# [TASK INPUTS]
·····
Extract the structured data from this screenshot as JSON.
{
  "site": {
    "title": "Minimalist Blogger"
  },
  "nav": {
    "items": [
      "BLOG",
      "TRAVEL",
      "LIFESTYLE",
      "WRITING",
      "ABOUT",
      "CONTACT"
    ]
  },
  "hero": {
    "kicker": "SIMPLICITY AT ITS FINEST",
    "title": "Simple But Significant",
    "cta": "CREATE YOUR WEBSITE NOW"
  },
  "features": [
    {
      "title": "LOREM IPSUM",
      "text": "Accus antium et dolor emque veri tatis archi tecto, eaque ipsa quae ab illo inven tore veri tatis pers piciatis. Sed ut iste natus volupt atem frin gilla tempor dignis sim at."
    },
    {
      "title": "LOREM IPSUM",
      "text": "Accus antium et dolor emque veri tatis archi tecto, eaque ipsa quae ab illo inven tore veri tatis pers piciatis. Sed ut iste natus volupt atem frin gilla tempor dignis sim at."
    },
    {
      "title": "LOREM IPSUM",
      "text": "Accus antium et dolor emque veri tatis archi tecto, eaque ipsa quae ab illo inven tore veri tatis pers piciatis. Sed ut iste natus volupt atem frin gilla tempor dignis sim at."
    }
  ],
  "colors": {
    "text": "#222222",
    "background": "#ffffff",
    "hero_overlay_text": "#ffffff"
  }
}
·····
# [AIM OF THE TASK]
Reproduce the full listing word for word.

# [PROBLEM SOLUTION]
Extract the structured data from this screenshot as JSON.
{
  "site": {
    "title": "Minimalist Blogger"
  },
  "nav": {
    "items": [
      "BLOG",
      "TRAVEL",
      "LIFESTYLE",
      "WRITING",
      "ABOUT",
      "CONTACT"
    ]
  },
  "hero": {
    "kicker": "SIMPLICITY AT ITS FINEST",
    "title": "Simple But Significant",
    "cta": "CREATE YOUR WEBSITE NOW"
  },
  "features": [
    {
      "title": "LOREM IPSUM",
      "text": "Accus antium et dolor emque veri tatis archi tecto, eaque ipsa quae ab illo inven tore veri tatis pers piciatis. Sed ut iste natus volupt atem frin gilla tempor dignis sim at."
    },
    {
      "title": "LOREM IPSUM",
      "text": "Accus antium et dolor emque veri tatis archi tecto, eaque ipsa quae ab illo inven tore veri tatis pers piciatis. Sed ut iste natus volupt atem frin gilla tempor dignis sim at."
    },
    {
      "title": "LOREM IPSUM",
      "text": "Accus antium et dolor emque veri tatis archi tecto, eaque ipsa quae ab illo inven tore veri tatis pers piciatis. Sed ut iste natus volupt atem frin gilla tempor dignis sim at."
    }
  ],
  "colors": {
    "text": "#222222",
    "background": "#ffffff",
    "hero_overlay_text": "#ffffff"
  }
}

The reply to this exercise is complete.